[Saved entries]
* Start *

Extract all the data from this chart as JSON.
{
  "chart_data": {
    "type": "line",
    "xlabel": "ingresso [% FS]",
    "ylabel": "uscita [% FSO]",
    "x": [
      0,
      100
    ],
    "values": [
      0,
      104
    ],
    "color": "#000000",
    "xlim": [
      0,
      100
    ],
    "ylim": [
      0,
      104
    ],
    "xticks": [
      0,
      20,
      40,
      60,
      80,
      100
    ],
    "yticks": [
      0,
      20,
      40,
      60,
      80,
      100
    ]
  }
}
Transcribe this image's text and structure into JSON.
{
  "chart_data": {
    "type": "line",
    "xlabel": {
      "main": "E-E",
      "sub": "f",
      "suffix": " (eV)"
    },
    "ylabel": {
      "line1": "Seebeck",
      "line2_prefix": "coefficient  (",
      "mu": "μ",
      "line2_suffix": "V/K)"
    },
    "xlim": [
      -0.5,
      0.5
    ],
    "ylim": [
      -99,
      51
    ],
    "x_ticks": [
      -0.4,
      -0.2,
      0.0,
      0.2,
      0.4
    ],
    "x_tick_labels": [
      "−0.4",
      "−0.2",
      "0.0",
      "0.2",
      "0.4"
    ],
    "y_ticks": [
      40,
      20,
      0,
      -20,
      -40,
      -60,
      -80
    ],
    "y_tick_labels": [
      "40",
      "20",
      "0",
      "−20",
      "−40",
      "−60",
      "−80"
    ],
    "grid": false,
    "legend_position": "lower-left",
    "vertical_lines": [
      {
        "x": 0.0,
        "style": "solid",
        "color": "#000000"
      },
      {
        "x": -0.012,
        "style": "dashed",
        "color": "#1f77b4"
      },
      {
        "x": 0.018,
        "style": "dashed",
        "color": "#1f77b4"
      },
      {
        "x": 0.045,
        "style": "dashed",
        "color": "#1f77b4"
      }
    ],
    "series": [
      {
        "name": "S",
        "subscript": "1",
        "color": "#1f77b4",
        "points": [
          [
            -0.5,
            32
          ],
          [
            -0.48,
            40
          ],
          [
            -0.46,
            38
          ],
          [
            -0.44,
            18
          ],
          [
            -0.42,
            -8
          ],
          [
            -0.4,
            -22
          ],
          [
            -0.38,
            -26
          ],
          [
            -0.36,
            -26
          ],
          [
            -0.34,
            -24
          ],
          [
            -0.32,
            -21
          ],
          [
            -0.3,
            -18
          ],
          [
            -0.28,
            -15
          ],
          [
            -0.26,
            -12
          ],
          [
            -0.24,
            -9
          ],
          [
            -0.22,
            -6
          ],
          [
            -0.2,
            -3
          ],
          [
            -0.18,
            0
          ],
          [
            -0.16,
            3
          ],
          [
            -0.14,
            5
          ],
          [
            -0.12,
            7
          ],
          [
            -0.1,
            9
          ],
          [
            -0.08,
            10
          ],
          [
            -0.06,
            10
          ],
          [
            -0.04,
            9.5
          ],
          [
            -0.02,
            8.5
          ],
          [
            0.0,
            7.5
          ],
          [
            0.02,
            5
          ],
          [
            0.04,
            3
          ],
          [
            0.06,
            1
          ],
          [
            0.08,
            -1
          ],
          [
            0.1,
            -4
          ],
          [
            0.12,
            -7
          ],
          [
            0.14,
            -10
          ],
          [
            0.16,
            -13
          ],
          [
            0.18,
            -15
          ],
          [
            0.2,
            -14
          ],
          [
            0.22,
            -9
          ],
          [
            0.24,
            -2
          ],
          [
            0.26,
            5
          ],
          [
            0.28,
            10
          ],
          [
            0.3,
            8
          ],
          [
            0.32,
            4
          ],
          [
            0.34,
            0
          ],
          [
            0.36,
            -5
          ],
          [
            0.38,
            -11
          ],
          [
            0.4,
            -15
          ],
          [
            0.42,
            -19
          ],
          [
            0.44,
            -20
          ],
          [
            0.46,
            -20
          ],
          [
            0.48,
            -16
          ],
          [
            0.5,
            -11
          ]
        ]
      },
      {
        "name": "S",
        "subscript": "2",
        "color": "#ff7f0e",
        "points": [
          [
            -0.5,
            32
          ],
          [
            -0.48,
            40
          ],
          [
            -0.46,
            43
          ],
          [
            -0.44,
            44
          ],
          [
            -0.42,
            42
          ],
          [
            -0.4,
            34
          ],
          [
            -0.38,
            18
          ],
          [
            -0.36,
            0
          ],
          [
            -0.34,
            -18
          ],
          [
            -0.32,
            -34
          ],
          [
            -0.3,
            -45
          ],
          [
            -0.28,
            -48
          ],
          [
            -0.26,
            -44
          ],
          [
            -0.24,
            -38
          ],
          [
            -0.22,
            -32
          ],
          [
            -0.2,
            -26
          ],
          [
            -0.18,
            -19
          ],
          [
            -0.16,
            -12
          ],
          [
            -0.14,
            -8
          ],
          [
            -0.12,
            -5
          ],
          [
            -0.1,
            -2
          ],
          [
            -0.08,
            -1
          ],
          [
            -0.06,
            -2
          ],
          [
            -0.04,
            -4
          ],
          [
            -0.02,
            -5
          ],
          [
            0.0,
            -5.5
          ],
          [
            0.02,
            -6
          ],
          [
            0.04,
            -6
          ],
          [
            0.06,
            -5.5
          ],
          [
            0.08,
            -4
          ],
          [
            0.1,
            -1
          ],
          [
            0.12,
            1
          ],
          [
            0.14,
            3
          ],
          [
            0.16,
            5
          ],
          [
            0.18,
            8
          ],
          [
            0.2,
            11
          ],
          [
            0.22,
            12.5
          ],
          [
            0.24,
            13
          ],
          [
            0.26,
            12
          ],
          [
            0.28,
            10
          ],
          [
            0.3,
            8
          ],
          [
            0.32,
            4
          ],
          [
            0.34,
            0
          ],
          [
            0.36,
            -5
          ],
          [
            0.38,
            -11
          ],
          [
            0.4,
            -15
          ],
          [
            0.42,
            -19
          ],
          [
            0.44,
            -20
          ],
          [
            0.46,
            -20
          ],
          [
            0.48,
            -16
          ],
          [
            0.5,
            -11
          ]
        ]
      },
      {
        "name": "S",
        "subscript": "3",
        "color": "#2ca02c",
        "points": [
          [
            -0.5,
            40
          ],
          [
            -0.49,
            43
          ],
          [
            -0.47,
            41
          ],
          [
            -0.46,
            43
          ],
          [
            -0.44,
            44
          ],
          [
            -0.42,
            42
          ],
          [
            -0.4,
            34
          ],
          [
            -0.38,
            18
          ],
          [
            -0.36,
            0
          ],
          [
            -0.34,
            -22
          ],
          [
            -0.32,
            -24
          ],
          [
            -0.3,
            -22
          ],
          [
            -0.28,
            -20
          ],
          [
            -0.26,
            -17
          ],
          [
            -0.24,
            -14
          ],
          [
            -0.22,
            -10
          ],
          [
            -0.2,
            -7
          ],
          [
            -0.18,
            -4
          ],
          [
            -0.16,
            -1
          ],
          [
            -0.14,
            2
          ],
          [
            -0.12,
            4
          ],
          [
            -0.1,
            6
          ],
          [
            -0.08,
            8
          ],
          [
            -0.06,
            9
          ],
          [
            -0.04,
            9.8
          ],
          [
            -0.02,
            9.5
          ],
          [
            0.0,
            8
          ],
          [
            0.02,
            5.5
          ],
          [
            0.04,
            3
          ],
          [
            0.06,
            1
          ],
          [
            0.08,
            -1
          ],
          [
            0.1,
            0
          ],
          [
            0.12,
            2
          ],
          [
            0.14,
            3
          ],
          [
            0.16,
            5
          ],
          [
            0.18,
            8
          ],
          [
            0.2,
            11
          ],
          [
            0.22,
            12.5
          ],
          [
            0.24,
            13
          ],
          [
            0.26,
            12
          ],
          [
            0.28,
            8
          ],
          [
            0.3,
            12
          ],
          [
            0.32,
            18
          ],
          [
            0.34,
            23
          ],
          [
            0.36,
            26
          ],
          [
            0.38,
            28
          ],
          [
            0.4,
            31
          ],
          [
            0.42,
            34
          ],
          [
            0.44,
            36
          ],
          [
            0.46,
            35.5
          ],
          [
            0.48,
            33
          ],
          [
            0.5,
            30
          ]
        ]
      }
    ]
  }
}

* End *

[Instructions for the task]: Pull out every line of the records above that contains the word "this".

[The output]:
Extract all the data from this chart as JSON.
Transcribe this image's text and structure into JSON.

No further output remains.